__EXTRAIT DU DOCUMENT__:
-.-.-
Le titre de ma planche ce soir est : « Le pas qui coûte ». Dans le rituel d'initiation il est dit : selon le vieil adage populaire : « il n'y a que le premier pas qui coûte... ». Mais vous ne savez pas encore ce qu'il coûte ! Mon fils vient de faire son premier pas. Je l'ai observé et j'ai appris. Dans ce premier pas, il y a la peur ! Pour faire son premier pas il a dû à partir d'une position d'équilibre se déséquilibrer, se lancer en avant. Il faut en effet, pour marcher, partir de la vitesse nulle, vitesse apparente, bien sûr, pour atteindre la vitesse de déplacement. Or deux forces agissent pour empêcher ce mouvement : la pesanteur et l'inertie. Il faut apprendre à maîtriser la pesanteur tout d'abord. Cela peut se faire même à l'arrêt. En lâchant ses jouets, il a pu s'apercevoir que ceux-ci tombaient, lui-même a pu tomber à l'arrêt. Mais pour l'inertie c'est un autre problème, le phénomène est lié au mouvement et sans la marche comment connaître l'inertie. Il ne connaît pas donc il ne peut pas appréhender le danger lié à ce phénomène. Pour lui, effectivement le premier pas coûte, car il a peur de la pesanteur et du déséquilibre. Il a peur de chuter. Mais il ne sait pas qu'un autre danger lié à l'inertie le guette.
-.-.-
__EXTRAIT DES DONNÉES__:
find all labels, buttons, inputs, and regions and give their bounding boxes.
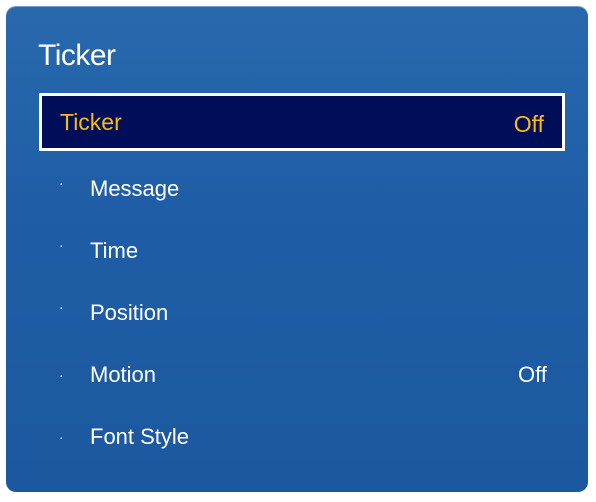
-.-.-
__DÉTAILS DE L'EXERCICE__:
Rédigez la suite du texte sur le premier pas, à partir de sa dernière phrase.

__LA RÉPONSE__:
Le premier pas fait, il a enchaîné rapidement avec un deuxième mais ce n'est qu'au troisième qu'il a recouvré l'équilibre perdu. Ca y est, il marche ! Il vient d'acquérir un degré de liberté supérieur mais que de danger pour lui, car la chute est inévitable au début. Que lui coûte ce premier pas ? Il n'est plus le bébé qui attend il est devenu celui qui peut agir. Il peut maintenant aller vers le feu de la cheminée, ouvrir les portes, enfin certaines, celles qui sont à sa portée. Ce premier pas lui apporte le danger par la liberté. Il est inconscient de cela mais il est fier d'être reconnu par ses frères comme l'un des leurs. Il est petit mais il est debout. Que nous coûte ce premier pas, à nous ses parents ? Que d'inquiétudes en perspective ! Que de barrières, devons nous dresser, devant lui. Mais c'est pour sa sécurité ! Ce premier pas ne coûte pas qu'à celui qui le fait mais aussi à son entourage ! Par analogie, j'ai fait le premier pas. Il m'a coûté. Mais aujourd'hui je peux dire qu'il ne me coûte plus. Aujourd'hui, je vis autre chose. Que de travail au début, que de recherche, comme je le disais moi-même « je suis au stade de l'éponge, j'absorbe tout » maintenant il faut restituer. Que puis-je recevoir si ce n'est ce que je peux me donner et donner aux autres ?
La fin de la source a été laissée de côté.